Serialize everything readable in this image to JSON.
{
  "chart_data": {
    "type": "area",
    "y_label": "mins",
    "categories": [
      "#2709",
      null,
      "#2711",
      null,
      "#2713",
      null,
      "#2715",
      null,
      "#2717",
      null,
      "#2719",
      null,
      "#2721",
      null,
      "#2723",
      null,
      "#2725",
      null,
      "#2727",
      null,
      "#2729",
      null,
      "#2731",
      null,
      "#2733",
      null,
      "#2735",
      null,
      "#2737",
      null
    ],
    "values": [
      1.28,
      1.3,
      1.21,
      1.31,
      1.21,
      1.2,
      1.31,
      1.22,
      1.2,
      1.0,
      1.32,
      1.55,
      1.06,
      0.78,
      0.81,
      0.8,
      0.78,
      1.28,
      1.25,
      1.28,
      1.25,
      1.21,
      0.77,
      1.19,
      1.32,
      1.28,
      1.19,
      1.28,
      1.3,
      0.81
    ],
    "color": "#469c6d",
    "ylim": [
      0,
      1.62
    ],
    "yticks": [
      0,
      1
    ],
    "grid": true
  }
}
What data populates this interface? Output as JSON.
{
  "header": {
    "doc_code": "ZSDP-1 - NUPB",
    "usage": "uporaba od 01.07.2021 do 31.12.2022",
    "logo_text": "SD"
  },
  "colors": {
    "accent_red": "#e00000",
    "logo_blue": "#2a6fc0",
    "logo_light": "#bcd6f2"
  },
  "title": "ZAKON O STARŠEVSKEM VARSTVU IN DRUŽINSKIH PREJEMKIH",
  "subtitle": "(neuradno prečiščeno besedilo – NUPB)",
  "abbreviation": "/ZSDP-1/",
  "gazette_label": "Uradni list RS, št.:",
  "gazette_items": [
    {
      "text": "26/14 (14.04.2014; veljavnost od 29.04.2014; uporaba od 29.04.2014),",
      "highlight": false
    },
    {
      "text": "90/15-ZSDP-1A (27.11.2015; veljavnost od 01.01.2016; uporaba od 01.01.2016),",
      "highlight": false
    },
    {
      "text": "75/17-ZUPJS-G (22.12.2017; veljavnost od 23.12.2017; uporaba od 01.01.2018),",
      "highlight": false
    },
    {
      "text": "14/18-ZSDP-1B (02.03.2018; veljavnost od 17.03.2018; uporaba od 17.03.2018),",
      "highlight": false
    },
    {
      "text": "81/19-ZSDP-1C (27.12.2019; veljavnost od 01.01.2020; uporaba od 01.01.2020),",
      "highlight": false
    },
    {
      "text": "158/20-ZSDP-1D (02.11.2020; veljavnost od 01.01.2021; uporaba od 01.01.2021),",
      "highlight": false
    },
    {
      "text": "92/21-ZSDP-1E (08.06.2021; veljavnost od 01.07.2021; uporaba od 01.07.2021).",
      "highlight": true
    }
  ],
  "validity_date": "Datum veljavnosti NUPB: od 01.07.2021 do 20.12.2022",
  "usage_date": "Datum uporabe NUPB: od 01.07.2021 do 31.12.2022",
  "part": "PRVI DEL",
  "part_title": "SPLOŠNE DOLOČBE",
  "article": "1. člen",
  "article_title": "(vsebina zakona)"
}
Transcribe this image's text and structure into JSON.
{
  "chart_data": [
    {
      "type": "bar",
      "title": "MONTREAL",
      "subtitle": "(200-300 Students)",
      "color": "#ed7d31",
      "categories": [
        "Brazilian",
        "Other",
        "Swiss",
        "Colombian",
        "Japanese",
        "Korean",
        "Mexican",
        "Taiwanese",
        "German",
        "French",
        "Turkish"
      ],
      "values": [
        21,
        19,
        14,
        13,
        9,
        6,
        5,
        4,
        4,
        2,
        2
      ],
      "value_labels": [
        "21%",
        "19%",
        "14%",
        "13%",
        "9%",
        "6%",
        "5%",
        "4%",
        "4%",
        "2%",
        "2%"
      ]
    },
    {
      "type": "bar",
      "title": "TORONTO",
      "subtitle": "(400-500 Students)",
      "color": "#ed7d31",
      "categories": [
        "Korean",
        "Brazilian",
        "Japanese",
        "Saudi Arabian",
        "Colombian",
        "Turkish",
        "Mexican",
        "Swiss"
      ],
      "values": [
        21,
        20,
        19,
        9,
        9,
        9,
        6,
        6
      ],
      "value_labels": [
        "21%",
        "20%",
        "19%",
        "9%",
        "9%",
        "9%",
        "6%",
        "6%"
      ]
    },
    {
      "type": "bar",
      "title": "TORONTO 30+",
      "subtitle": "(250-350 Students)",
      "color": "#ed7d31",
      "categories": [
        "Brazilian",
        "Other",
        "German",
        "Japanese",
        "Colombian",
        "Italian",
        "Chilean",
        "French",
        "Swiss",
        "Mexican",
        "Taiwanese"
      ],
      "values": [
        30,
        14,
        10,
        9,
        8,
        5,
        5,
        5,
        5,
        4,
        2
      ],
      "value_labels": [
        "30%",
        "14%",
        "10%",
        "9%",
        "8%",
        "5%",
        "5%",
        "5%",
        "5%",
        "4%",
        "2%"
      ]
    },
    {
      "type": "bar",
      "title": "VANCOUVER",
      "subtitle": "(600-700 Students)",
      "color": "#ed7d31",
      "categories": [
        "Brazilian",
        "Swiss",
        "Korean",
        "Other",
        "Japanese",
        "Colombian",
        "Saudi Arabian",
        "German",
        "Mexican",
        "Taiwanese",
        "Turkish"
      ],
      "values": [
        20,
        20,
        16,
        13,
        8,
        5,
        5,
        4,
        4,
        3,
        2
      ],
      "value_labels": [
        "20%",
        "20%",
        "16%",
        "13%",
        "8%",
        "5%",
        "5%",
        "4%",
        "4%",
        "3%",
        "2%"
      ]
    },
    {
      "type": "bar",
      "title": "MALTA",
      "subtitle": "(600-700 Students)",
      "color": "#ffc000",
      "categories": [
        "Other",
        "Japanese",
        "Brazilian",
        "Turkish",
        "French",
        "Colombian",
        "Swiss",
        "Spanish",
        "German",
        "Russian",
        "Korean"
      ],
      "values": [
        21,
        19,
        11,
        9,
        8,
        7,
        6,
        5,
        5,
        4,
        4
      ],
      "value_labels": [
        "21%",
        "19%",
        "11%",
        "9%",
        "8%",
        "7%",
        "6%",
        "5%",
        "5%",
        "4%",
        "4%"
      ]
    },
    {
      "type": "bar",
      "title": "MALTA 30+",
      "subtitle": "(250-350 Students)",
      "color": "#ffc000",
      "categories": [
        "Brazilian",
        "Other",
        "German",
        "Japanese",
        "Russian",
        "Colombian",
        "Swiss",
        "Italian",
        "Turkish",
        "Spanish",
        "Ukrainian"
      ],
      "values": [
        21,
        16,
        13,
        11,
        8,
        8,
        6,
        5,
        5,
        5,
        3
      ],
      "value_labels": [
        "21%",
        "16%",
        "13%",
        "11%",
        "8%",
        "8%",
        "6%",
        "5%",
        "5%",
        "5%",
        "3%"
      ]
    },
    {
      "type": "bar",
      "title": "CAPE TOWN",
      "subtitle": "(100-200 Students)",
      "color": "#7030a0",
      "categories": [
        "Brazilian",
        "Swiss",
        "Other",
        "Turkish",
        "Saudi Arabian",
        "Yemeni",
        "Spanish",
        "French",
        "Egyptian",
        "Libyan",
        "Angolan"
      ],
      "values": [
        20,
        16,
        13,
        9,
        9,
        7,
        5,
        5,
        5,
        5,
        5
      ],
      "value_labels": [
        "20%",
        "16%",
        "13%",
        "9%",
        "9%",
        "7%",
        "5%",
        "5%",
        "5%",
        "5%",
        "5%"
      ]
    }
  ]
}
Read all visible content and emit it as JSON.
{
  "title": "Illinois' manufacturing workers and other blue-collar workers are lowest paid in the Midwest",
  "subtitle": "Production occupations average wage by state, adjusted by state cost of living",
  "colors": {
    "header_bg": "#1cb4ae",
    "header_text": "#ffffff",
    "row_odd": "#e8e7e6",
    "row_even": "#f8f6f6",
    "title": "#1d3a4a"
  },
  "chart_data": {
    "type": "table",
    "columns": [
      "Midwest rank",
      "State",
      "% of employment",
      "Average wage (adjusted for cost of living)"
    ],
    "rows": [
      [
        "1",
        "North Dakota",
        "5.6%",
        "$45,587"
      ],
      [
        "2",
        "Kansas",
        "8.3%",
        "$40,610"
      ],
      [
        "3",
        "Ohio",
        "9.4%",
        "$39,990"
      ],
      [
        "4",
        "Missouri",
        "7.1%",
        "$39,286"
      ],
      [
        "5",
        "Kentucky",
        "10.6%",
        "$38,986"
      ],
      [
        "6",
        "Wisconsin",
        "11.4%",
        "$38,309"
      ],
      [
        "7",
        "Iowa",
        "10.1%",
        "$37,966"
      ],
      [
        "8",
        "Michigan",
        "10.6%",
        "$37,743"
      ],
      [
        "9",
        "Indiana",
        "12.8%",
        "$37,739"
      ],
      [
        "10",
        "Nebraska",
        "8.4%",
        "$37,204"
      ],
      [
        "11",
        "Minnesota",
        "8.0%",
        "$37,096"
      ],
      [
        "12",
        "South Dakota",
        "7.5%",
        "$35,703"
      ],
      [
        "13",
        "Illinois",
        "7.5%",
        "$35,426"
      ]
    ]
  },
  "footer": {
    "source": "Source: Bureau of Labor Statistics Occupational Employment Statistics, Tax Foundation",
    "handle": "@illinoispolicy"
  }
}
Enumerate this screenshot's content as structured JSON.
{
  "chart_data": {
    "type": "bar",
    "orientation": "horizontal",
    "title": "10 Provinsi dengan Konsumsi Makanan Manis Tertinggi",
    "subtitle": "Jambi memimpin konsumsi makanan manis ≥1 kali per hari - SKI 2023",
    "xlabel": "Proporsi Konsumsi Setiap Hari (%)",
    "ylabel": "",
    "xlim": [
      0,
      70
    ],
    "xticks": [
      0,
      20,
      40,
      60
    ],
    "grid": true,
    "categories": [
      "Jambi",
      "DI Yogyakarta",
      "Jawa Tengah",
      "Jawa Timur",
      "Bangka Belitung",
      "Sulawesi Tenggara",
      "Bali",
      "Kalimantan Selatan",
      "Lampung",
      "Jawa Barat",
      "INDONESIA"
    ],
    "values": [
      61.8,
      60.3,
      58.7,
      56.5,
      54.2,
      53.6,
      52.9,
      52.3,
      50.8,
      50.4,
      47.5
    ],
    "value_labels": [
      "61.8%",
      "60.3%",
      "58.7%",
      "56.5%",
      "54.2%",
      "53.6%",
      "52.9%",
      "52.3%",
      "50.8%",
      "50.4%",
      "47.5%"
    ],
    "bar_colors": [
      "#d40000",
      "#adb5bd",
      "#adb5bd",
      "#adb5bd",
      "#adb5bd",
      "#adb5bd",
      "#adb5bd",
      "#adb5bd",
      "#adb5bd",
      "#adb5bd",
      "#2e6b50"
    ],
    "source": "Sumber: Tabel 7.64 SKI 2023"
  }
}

_Brief:_
Count the lines in the records above that contain the word "subtitle", and give only the number.

_Final answer:_
10